Data excerpts
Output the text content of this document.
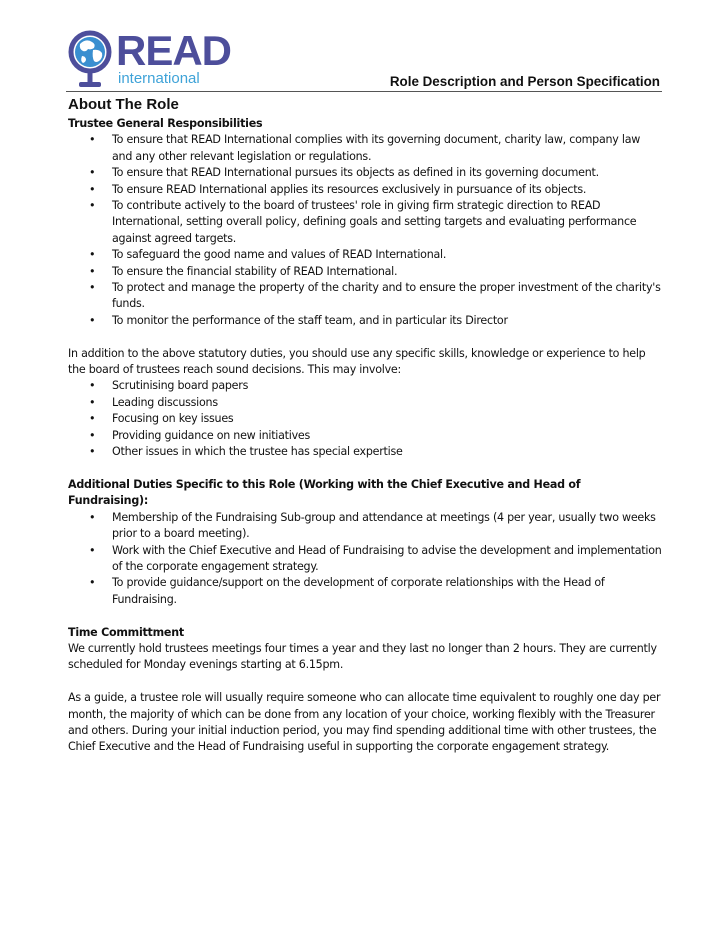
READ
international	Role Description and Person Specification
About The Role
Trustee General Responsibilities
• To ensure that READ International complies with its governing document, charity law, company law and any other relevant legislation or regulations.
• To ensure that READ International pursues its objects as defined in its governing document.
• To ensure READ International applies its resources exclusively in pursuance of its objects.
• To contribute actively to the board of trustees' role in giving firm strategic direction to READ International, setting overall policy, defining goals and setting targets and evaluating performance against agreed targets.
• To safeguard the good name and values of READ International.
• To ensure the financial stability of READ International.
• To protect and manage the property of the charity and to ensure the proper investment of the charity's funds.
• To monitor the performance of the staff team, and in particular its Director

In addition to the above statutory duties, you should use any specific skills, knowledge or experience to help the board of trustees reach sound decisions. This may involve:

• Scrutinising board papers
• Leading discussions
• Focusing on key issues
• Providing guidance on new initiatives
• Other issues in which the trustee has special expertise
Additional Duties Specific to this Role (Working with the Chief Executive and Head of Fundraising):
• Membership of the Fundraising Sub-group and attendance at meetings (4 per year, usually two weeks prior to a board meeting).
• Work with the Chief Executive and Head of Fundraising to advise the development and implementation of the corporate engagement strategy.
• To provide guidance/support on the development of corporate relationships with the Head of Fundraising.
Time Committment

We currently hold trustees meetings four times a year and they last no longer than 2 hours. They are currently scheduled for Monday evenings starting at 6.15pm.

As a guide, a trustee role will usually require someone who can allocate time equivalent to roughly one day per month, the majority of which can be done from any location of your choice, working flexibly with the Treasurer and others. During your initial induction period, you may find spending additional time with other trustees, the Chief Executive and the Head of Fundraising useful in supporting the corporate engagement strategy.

---

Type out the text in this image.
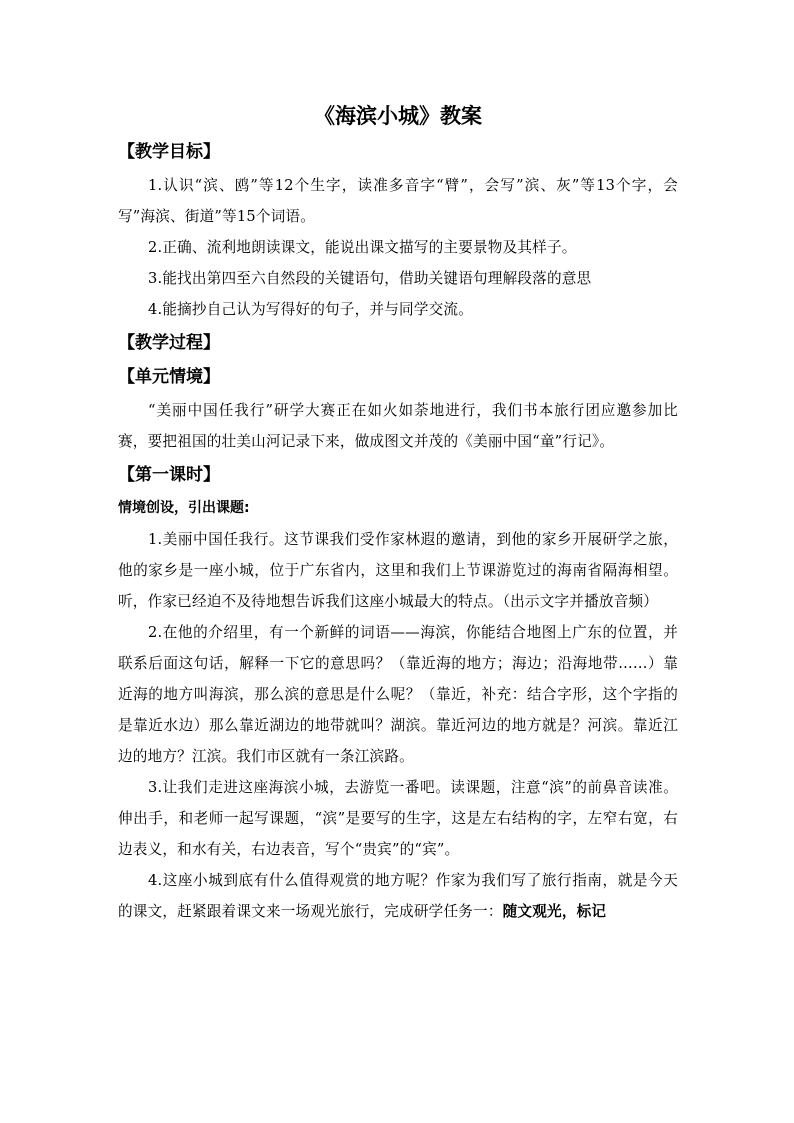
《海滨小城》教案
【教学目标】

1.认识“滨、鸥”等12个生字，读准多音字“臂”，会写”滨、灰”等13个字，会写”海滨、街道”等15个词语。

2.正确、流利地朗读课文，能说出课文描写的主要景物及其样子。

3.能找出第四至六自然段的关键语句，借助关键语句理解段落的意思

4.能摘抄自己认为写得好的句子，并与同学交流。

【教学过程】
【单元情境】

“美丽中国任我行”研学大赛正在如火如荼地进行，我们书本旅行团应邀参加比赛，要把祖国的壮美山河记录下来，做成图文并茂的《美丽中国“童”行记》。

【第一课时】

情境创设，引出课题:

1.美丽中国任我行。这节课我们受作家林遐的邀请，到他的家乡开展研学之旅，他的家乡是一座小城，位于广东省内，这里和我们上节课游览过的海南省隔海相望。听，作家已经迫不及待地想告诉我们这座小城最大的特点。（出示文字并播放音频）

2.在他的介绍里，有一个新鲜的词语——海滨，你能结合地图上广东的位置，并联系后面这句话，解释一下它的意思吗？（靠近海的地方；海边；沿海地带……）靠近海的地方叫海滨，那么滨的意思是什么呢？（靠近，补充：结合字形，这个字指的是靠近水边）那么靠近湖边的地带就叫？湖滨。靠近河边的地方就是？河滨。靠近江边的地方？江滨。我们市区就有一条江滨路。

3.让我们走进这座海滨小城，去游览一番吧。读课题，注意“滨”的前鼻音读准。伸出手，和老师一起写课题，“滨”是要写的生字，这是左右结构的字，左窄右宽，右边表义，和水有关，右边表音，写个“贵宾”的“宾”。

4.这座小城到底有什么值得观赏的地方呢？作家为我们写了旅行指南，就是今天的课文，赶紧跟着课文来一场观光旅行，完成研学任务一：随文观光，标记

→ TASK:
Using the records given above, list every line that includes the word "美丽中国任我行".

→ OUTPUT OF THE EXERCISE:
“美丽中国任我行”研学大赛正在如火如荼地进行，我们书本旅行团应邀参加比赛，要把祖国的壮美山河记录下来，做成图文并茂的《美丽中国“童”行记》。
1.美丽中国任我行。这节课我们受作家林遐的邀请，到他的家乡开展研学之旅，他的家乡是一座小城，位于广东省内，这里和我们上节课游览过的海南省隔海相望。听，作家已经迫不及待地想告诉我们这座小城最大的特点。（出示文字并播放音频）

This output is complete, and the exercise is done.